Stated goal >>
Transcribe, exactly as they appear, only the lines from the one holding "Extract the structured" through the end of the entries below.

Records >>
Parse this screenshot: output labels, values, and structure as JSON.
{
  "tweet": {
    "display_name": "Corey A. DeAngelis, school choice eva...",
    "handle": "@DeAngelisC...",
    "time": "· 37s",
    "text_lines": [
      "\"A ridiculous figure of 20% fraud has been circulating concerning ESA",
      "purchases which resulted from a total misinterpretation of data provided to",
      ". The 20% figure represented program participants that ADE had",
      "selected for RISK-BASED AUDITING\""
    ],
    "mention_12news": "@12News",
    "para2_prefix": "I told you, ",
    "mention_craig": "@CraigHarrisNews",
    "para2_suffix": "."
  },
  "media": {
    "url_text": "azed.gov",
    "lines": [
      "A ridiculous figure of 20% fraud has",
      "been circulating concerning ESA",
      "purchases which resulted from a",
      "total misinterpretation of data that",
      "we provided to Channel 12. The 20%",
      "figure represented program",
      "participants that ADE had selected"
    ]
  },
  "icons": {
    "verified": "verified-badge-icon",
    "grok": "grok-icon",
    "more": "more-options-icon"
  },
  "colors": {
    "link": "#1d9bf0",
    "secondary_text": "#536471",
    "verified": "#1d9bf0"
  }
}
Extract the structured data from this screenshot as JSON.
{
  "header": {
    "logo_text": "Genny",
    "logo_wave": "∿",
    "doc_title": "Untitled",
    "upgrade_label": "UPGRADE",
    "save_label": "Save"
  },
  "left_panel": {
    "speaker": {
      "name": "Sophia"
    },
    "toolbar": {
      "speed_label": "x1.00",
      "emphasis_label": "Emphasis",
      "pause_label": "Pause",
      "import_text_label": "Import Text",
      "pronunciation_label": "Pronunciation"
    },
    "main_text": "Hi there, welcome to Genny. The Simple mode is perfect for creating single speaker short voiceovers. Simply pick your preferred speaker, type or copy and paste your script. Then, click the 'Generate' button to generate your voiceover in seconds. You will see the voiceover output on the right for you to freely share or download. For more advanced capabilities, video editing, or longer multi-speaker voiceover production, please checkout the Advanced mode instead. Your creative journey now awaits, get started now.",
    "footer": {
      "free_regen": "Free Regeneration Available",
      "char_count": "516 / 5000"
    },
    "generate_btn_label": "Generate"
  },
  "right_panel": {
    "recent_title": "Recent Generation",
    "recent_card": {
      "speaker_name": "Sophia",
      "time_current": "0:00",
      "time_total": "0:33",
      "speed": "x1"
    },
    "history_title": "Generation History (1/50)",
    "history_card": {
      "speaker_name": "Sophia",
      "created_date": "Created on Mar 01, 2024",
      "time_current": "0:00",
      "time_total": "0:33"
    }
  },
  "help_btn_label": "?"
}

Exercise answer >>
Extract the structured data from this screenshot as JSON.
{
  "header": {
    "logo_text": "Genny",
    "logo_wave": "∿",
    "doc_title": "Untitled",
    "upgrade_label": "UPGRADE",
    "save_label": "Save"
  },
  "left_panel": {
    "speaker": {
      "name": "Sophia"
    },
    "toolbar": {
      "speed_label": "x1.00",
      "emphasis_label": "Emphasis",
      "pause_label": "Pause",
      "import_text_label": "Import Text",
      "pronunciation_label": "Pronunciation"
    },
    "main_text": "Hi there, welcome to Genny. The Simple mode is perfect for creating single speaker short voiceovers. Simply pick your preferred speaker, type or copy and paste your script. Then, click the 'Generate' button to generate your voiceover in seconds. You will see the voiceover output on the right for you to freely share or download. For more advanced capabilities, video editing, or longer multi-speaker voiceover production, please checkout the Advanced mode instead. Your creative journey now awaits, get started now.",
    "footer": {
      "free_regen": "Free Regeneration Available",
      "char_count": "516 / 5000"
    },
    "generate_btn_label": "Generate"
  },
  "right_panel": {
    "recent_title": "Recent Generation",
    "recent_card": {
      "speaker_name": "Sophia",
      "time_current": "0:00",
      "time_total": "0:33",
      "speed": "x1"
    },
    "history_title": "Generation History (1/50)",
    "history_card": {
      "speaker_name": "Sophia",
      "created_date": "Created on Mar 01, 2024",
      "time_current": "0:00",
      "time_total": "0:33"
    }
  },
  "help_btn_label": "?"
}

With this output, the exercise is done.